__Dataset records__
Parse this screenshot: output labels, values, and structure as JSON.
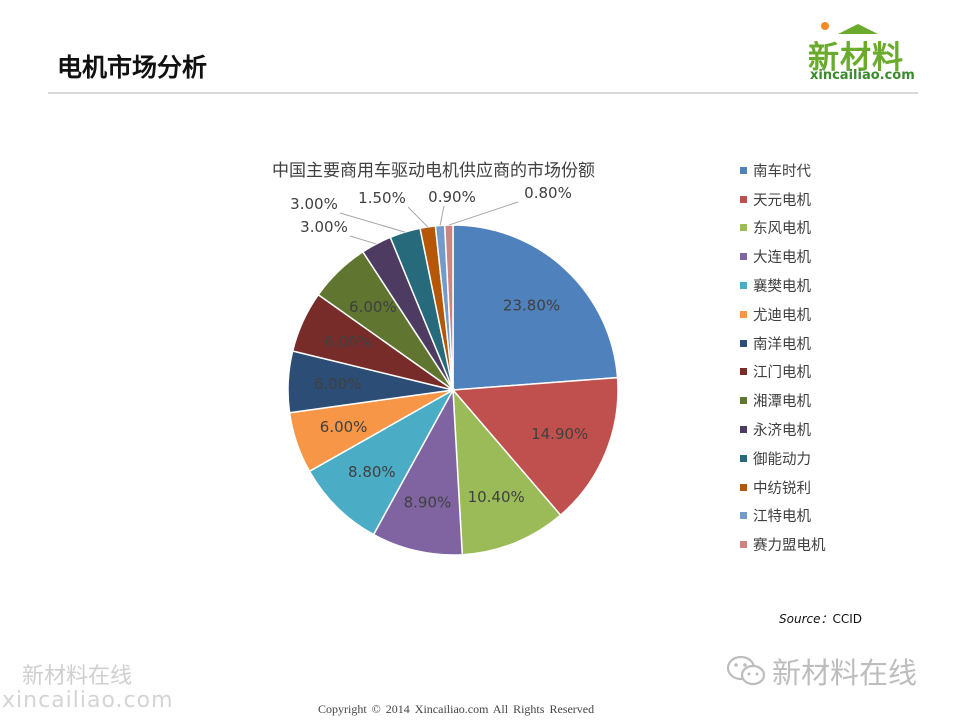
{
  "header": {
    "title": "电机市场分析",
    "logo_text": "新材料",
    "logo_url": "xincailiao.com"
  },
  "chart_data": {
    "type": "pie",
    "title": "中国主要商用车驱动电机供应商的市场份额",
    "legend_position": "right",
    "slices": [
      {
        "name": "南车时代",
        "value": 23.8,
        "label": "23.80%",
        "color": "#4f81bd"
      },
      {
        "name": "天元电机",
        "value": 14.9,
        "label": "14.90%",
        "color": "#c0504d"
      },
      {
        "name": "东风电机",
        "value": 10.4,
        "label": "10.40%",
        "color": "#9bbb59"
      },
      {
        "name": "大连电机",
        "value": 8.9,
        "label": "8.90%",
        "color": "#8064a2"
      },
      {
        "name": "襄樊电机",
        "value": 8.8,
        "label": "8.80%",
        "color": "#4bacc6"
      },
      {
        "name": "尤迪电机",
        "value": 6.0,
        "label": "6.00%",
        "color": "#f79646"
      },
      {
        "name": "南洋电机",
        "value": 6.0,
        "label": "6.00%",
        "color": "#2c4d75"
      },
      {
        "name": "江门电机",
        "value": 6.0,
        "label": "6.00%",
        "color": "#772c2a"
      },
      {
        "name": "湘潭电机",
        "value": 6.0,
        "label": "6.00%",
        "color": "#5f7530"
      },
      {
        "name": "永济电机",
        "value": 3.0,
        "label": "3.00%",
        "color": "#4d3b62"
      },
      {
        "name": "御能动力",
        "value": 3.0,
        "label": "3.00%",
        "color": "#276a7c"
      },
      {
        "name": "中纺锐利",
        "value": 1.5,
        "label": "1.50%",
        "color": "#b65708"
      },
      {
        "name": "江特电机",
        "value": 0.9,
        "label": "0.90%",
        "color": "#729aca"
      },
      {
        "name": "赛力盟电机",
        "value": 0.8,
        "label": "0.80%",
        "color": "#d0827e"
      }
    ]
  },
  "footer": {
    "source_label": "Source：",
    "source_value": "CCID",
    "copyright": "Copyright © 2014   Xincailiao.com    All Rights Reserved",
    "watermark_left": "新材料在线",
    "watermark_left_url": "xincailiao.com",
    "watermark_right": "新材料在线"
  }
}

__To do__
Reproduce the data verbatim. Do not carry any picture into the copy.

__The response__
Parse this screenshot: output labels, values, and structure as JSON.
{
  "header": {
    "title": "电机市场分析",
    "logo_text": "新材料",
    "logo_url": "xincailiao.com"
  },
  "chart_data": {
    "type": "pie",
    "title": "中国主要商用车驱动电机供应商的市场份额",
    "legend_position": "right",
    "slices": [
      {
        "name": "南车时代",
        "value": 23.8,
        "label": "23.80%",
        "color": "#4f81bd"
      },
      {
        "name": "天元电机",
        "value": 14.9,
        "label": "14.90%",
        "color": "#c0504d"
      },
      {
        "name": "东风电机",
        "value": 10.4,
        "label": "10.40%",
        "color": "#9bbb59"
      },
      {
        "name": "大连电机",
        "value": 8.9,
        "label": "8.90%",
        "color": "#8064a2"
      },
      {
        "name": "襄樊电机",
        "value": 8.8,
        "label": "8.80%",
        "color": "#4bacc6"
      },
      {
        "name": "尤迪电机",
        "value": 6.0,
        "label": "6.00%",
        "color": "#f79646"
      },
      {
        "name": "南洋电机",
        "value": 6.0,
        "label": "6.00%",
        "color": "#2c4d75"
      },
      {
        "name": "江门电机",
        "value": 6.0,
        "label": "6.00%",
        "color": "#772c2a"
      },
      {
        "name": "湘潭电机",
        "value": 6.0,
        "label": "6.00%",
        "color": "#5f7530"
      },
      {
        "name": "永济电机",
        "value": 3.0,
        "label": "3.00%",
        "color": "#4d3b62"
      },
      {
        "name": "御能动力",
        "value": 3.0,
        "label": "3.00%",
        "color": "#276a7c"
      },
      {
        "name": "中纺锐利",
        "value": 1.5,
        "label": "1.50%",
        "color": "#b65708"
      },
      {
        "name": "江特电机",
        "value": 0.9,
        "label": "0.90%",
        "color": "#729aca"
      },
      {
        "name": "赛力盟电机",
        "value": 0.8,
        "label": "0.80%",
        "color": "#d0827e"
      }
    ]
  },
  "footer": {
    "source_label": "Source：",
    "source_value": "CCID",
    "copyright": "Copyright © 2014   Xincailiao.com    All Rights Reserved",
    "watermark_left": "新材料在线",
    "watermark_left_url": "xincailiao.com",
    "watermark_right": "新材料在线"
  }
}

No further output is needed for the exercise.